What to produce
Repeat each line exactly, leaving nothing out.

Dataset excerpt:
↓↓↓

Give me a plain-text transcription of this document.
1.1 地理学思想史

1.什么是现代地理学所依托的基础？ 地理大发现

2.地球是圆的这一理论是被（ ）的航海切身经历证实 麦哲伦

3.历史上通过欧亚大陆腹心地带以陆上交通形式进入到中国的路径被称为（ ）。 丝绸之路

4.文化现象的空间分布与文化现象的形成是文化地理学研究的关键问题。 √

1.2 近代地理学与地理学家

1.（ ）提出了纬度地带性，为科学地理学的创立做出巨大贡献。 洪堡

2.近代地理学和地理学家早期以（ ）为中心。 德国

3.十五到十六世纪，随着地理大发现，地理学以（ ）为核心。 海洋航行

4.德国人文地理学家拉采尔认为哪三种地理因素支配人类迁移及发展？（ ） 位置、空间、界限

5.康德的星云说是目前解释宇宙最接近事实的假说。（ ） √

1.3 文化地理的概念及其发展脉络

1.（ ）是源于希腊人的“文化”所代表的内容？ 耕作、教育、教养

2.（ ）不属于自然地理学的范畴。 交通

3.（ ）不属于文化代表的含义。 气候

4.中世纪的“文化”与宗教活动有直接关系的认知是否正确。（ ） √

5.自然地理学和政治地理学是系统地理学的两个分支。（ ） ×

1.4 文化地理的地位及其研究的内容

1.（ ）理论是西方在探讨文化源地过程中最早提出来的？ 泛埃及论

↑↑↑

Full solution
Give me a plain-text transcription of this document.
1.1 地理学思想史

1.什么是现代地理学所依托的基础？ 地理大发现

2.地球是圆的这一理论是被（ ）的航海切身经历证实 麦哲伦

3.历史上通过欧亚大陆腹心地带以陆上交通形式进入到中国的路径被称为（ ）。 丝绸之路

4.文化现象的空间分布与文化现象的形成是文化地理学研究的关键问题。 √

1.2 近代地理学与地理学家

1.（ ）提出了纬度地带性，为科学地理学的创立做出巨大贡献。 洪堡

2.近代地理学和地理学家早期以（ ）为中心。 德国

3.十五到十六世纪，随着地理大发现，地理学以（ ）为核心。 海洋航行

4.德国人文地理学家拉采尔认为哪三种地理因素支配人类迁移及发展？（ ） 位置、空间、界限

5.康德的星云说是目前解释宇宙最接近事实的假说。（ ） √

1.3 文化地理的概念及其发展脉络

1.（ ）是源于希腊人的“文化”所代表的内容？ 耕作、教育、教养

2.（ ）不属于自然地理学的范畴。 交通

3.（ ）不属于文化代表的含义。 气候

4.中世纪的“文化”与宗教活动有直接关系的认知是否正确。（ ） √

5.自然地理学和政治地理学是系统地理学的两个分支。（ ） ×

1.4 文化地理的地位及其研究的内容

1.（ ）理论是西方在探讨文化源地过程中最早提出来的？ 泛埃及论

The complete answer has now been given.